* Task *
Filter the entries that follow, copying every line in which the word "podmiotów" appears.

--- Start Records to process ---

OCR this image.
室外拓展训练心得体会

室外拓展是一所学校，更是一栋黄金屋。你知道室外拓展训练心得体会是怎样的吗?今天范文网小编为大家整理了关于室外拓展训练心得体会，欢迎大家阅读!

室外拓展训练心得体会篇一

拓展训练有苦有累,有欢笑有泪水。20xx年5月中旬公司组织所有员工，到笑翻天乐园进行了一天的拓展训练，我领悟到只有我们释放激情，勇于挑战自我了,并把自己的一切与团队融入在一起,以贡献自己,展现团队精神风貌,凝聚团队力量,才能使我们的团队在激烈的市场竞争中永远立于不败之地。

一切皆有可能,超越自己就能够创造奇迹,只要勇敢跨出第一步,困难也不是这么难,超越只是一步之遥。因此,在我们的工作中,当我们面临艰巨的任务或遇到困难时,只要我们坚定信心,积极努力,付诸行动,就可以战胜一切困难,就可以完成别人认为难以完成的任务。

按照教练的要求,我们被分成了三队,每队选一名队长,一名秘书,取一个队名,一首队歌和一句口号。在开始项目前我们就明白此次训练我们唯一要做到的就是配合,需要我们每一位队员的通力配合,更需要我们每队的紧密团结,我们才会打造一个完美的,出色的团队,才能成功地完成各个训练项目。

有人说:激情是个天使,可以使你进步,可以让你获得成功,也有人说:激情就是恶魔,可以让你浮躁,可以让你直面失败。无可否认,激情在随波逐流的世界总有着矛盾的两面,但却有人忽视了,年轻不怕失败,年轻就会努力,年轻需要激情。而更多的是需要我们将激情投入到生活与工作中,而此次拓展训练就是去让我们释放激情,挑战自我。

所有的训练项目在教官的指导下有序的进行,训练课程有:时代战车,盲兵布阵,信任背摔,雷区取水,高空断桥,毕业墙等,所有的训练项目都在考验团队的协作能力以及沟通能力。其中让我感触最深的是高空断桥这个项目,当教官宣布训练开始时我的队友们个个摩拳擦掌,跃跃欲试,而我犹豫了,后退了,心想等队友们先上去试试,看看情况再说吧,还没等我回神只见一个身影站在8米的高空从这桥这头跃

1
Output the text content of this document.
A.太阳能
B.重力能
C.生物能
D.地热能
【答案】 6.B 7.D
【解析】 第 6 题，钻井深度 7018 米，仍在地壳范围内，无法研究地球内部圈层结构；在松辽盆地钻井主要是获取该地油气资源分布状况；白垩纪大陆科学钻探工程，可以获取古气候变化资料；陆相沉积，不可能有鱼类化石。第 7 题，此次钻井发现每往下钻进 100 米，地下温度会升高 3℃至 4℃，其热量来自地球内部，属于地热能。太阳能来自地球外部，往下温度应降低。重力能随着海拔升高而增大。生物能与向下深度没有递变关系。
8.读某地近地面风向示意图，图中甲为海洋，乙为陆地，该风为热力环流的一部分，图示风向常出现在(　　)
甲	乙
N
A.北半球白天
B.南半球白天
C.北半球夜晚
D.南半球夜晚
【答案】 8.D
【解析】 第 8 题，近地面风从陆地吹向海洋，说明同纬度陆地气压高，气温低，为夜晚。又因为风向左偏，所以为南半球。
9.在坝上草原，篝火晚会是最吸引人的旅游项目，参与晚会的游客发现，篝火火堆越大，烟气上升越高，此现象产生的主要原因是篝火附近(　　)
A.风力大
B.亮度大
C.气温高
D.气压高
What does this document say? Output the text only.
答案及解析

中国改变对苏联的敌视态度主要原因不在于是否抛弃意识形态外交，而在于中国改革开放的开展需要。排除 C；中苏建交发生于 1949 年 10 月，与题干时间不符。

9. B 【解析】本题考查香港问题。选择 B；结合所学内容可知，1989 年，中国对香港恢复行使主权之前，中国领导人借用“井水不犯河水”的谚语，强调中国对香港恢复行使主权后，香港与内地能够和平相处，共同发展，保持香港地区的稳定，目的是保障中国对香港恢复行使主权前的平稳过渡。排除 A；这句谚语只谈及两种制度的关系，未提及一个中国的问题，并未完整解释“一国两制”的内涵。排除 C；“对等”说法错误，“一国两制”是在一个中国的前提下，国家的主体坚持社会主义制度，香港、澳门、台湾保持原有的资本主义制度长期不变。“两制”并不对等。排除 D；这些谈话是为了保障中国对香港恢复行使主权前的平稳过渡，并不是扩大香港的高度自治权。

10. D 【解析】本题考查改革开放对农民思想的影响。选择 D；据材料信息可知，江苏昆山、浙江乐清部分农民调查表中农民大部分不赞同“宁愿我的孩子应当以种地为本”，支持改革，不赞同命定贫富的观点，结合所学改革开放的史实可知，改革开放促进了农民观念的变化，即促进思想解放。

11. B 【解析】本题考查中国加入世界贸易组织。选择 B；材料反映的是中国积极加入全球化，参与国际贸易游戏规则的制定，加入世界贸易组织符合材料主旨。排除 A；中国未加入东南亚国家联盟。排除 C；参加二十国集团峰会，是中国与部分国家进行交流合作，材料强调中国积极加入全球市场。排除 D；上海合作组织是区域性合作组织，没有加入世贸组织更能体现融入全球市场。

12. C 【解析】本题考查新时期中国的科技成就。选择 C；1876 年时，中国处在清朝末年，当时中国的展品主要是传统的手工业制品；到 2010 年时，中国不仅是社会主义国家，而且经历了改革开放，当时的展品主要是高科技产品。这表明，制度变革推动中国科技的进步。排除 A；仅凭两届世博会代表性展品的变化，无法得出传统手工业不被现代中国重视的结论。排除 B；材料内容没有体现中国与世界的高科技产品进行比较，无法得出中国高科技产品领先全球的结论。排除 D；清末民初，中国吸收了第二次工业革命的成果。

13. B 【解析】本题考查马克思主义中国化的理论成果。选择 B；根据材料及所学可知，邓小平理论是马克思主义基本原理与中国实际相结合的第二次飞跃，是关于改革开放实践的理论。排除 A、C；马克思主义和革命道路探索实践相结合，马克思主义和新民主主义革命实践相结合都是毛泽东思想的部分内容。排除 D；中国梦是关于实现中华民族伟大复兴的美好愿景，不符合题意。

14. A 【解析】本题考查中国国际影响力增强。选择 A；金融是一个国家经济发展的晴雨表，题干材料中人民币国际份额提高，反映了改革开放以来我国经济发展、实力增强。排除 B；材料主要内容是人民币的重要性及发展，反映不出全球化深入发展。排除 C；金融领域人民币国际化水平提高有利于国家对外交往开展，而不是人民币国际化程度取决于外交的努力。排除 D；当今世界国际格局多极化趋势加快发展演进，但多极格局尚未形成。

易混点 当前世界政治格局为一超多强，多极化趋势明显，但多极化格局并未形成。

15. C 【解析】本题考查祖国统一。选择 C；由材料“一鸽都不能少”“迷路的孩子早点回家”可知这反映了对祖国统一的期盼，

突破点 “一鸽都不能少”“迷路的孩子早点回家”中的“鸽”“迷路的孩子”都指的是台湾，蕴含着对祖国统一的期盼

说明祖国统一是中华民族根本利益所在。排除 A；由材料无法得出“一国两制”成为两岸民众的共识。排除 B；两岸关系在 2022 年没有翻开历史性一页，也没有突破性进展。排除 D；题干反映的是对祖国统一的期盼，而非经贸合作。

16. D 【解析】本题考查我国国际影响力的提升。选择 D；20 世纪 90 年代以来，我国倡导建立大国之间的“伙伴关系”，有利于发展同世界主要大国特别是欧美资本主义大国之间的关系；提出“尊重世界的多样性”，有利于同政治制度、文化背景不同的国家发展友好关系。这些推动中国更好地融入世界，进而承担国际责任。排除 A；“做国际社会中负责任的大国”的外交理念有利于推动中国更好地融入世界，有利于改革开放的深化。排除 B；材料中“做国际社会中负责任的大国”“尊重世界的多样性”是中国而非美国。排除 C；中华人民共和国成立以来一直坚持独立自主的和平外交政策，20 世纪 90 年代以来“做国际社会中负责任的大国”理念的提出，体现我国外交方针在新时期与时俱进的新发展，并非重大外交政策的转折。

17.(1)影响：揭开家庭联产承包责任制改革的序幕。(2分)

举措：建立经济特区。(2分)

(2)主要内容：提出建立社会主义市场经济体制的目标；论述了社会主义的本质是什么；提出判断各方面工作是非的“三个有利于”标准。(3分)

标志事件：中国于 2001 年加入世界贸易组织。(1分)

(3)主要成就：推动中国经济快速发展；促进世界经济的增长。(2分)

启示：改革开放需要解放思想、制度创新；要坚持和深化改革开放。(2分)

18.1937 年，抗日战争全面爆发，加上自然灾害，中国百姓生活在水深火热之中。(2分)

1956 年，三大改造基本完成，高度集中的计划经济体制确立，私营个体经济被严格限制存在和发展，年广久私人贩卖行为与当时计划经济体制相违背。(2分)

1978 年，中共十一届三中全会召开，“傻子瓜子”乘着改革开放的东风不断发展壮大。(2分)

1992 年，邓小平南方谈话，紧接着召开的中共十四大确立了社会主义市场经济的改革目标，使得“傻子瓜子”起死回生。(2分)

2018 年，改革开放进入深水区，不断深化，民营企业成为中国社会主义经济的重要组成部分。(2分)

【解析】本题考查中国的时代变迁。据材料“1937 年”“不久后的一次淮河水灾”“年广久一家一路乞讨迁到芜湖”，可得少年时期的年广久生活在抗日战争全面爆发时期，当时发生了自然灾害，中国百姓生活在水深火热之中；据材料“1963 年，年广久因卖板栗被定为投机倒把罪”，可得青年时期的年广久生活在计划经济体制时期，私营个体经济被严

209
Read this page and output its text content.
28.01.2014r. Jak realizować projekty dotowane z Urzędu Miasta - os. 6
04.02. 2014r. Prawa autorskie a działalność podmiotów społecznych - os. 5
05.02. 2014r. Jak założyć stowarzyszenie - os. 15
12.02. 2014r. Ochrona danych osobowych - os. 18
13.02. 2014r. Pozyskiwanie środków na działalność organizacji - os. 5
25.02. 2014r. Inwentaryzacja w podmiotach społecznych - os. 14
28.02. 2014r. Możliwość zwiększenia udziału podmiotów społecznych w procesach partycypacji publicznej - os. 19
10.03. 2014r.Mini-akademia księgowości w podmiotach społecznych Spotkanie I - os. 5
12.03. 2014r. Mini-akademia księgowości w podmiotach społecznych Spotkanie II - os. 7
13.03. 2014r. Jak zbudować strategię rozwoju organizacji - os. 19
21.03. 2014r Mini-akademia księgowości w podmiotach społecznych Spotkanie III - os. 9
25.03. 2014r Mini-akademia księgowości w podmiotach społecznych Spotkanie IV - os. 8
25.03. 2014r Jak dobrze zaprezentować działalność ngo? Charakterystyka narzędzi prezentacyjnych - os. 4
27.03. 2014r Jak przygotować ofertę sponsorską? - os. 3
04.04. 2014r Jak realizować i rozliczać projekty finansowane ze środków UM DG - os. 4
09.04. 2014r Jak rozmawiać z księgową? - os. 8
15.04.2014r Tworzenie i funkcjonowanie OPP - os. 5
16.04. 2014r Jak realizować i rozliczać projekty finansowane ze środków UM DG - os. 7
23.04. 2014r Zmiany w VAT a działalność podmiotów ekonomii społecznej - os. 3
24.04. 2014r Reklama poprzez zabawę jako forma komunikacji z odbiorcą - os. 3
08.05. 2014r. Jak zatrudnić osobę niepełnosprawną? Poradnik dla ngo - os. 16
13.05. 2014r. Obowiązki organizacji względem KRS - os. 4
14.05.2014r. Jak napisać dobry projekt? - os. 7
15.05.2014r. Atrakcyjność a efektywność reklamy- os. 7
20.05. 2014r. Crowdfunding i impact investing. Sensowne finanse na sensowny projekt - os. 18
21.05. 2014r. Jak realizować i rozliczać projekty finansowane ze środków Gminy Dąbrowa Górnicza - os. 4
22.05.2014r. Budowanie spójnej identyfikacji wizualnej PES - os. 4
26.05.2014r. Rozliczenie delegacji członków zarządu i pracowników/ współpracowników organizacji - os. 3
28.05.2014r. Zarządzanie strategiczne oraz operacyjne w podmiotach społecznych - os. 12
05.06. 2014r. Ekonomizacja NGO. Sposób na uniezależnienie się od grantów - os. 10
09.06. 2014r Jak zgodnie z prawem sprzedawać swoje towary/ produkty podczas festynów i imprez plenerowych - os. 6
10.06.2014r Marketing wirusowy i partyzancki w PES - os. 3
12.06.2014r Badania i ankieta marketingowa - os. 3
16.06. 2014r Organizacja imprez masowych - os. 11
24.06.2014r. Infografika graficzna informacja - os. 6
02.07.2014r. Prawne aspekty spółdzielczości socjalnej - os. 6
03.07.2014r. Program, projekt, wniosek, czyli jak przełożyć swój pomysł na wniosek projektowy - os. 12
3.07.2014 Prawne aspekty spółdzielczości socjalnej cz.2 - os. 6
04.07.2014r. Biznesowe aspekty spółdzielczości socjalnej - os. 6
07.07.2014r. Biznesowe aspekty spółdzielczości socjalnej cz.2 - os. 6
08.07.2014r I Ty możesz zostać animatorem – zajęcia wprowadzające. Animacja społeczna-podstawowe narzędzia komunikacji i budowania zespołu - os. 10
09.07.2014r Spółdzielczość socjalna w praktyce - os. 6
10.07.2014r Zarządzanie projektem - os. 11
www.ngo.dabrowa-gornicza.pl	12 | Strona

--- End Records to process ---

* Task answer *
04.02. 2014r. Prawa autorskie a działalność podmiotów społecznych - os. 5
28.02. 2014r. Możliwość zwiększenia udziału podmiotów społecznych w procesach partycypacji publicznej - os. 19
23.04. 2014r Zmiany w VAT a działalność podmiotów ekonomii społecznej - os. 3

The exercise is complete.